_WHAT IS NEEDED:_
Give, as a bare number, the count of lines that contain the word "Index".
# start of EXTRACTED RECORDS
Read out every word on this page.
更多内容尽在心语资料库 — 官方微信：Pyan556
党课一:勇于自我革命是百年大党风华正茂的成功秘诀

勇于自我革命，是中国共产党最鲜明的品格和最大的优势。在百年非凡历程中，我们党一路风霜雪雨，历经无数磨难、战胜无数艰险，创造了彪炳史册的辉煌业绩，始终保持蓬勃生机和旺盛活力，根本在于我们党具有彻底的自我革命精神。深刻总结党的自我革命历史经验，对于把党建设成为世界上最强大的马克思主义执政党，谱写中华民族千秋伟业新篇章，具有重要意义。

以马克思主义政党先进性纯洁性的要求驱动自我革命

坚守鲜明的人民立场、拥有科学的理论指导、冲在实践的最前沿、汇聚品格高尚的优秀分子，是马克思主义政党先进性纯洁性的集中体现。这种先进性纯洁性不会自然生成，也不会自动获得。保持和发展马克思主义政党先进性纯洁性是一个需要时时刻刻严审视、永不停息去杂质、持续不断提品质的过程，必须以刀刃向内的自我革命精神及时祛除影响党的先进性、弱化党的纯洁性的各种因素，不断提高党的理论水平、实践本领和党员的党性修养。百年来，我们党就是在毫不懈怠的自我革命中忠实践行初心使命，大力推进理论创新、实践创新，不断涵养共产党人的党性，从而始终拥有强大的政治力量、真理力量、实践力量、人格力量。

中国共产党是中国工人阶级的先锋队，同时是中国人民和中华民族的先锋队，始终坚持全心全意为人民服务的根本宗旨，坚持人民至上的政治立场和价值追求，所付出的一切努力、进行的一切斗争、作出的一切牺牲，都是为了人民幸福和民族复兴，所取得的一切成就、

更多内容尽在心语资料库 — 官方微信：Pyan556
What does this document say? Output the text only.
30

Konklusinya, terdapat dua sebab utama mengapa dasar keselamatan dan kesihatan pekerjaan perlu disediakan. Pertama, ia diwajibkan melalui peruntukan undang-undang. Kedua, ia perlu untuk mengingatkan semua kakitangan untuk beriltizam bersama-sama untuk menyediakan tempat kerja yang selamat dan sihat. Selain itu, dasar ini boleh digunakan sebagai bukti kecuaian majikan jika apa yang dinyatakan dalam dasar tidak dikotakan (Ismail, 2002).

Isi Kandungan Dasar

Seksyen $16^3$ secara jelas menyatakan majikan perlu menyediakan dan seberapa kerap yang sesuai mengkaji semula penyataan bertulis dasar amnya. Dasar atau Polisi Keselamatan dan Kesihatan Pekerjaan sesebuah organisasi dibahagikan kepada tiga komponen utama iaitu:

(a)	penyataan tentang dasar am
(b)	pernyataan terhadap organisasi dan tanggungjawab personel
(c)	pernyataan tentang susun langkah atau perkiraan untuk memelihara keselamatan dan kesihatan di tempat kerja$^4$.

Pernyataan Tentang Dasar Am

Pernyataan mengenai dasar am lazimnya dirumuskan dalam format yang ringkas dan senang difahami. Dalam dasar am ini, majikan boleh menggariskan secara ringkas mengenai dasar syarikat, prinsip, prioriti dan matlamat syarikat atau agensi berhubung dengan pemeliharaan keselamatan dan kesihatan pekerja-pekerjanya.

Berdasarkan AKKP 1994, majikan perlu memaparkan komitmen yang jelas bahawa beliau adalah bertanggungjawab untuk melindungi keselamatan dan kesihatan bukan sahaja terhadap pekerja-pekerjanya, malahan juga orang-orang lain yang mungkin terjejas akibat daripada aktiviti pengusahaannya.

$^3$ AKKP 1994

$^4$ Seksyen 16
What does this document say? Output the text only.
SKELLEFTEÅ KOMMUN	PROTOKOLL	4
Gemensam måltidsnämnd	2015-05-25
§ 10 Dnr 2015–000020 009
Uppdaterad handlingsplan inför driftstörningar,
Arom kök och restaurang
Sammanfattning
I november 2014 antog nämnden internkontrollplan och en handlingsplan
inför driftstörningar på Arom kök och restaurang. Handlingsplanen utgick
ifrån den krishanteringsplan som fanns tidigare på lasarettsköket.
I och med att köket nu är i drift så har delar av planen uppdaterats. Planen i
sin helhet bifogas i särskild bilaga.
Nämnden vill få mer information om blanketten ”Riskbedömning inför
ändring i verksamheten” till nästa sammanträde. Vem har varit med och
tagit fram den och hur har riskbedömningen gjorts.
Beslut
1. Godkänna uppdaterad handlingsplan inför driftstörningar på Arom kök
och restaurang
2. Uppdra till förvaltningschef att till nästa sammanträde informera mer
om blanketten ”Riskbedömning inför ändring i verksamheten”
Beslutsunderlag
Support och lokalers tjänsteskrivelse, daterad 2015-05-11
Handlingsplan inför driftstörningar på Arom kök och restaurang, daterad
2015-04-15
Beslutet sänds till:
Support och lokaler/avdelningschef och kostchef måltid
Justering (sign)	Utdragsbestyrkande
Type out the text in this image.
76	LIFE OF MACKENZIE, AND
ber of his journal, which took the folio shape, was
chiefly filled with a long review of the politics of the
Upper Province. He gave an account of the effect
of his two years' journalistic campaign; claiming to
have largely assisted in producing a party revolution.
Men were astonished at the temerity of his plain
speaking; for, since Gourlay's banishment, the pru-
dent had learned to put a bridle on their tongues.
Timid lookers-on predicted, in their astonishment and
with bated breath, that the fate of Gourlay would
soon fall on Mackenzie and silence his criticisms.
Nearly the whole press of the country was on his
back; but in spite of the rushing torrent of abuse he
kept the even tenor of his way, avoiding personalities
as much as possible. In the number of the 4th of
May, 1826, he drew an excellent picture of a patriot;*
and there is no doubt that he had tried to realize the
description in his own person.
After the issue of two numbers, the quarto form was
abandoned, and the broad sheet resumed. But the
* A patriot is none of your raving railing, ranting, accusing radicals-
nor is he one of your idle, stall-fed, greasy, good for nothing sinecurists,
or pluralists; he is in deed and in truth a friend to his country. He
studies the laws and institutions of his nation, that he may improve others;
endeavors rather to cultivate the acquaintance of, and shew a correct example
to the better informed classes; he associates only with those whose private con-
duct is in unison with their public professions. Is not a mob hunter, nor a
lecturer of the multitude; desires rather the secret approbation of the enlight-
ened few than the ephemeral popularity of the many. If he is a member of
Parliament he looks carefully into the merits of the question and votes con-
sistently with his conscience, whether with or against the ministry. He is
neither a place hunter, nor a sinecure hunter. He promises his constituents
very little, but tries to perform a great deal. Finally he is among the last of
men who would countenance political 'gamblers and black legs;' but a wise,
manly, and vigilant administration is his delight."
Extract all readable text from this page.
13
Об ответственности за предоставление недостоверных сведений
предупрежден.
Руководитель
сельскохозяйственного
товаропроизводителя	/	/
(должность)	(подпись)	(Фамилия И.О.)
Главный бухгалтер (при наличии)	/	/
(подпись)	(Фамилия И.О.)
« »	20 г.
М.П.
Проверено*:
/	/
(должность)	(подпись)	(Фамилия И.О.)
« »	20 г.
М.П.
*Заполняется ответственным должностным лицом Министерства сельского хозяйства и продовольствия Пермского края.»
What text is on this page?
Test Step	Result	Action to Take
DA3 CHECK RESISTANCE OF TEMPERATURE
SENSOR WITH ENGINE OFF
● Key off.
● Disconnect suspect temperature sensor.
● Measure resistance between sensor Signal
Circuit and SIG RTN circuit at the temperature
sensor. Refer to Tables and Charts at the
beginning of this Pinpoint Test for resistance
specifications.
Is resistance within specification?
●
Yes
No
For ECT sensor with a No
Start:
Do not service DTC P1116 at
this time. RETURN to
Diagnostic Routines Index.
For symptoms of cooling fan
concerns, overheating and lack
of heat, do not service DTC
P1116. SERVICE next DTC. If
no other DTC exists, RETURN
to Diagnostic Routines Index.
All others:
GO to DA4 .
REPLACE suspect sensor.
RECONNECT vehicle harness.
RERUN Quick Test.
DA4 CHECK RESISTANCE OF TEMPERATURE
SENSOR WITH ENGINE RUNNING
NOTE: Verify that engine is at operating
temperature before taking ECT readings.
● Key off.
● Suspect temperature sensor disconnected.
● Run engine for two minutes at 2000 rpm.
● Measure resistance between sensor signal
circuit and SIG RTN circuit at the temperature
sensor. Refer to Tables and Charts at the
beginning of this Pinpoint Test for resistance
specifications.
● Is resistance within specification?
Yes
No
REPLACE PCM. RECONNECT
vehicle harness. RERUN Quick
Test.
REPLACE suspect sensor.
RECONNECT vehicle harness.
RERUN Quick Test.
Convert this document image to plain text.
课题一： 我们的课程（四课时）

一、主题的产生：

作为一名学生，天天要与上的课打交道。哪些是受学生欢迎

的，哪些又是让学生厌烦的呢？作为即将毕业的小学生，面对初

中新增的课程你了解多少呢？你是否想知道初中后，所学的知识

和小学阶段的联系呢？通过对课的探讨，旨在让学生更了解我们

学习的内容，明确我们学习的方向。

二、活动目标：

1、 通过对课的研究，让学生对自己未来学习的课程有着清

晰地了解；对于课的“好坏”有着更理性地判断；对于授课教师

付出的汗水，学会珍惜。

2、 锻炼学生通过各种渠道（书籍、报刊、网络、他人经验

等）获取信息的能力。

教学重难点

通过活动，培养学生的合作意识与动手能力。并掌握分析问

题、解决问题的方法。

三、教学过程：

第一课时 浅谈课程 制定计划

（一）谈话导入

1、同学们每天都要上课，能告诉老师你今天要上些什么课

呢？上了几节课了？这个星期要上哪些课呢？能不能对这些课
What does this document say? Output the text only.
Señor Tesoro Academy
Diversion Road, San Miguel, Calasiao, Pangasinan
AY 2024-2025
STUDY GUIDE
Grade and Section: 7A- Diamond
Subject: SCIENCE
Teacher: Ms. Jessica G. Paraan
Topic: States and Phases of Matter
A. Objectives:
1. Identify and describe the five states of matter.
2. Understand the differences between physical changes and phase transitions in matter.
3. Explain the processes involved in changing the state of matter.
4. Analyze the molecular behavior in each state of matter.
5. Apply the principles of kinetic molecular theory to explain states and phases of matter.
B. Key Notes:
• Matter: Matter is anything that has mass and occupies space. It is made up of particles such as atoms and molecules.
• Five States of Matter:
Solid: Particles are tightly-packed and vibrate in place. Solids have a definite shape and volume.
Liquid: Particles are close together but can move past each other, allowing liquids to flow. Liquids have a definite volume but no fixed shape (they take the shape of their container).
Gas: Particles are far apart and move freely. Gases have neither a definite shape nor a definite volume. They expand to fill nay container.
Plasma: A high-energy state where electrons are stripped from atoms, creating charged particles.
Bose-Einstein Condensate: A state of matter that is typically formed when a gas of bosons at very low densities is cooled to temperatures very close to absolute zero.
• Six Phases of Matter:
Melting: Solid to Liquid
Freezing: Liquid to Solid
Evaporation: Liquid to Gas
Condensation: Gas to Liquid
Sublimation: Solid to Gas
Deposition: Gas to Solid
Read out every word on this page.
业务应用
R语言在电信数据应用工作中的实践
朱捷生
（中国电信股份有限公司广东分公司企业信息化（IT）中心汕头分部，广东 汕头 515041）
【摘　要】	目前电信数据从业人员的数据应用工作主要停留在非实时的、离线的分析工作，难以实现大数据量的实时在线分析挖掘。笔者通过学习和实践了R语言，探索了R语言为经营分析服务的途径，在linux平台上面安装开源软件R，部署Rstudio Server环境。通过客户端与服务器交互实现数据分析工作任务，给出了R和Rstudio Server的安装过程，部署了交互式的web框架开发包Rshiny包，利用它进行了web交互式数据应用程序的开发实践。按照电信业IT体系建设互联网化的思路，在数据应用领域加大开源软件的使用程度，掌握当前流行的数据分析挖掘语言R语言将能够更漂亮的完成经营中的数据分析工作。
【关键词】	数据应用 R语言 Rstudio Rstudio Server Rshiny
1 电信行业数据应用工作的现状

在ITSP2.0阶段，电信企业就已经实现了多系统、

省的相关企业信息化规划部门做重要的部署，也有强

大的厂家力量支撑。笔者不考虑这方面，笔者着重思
# end of EXTRACTED RECORDS
_RESPONSE:_
2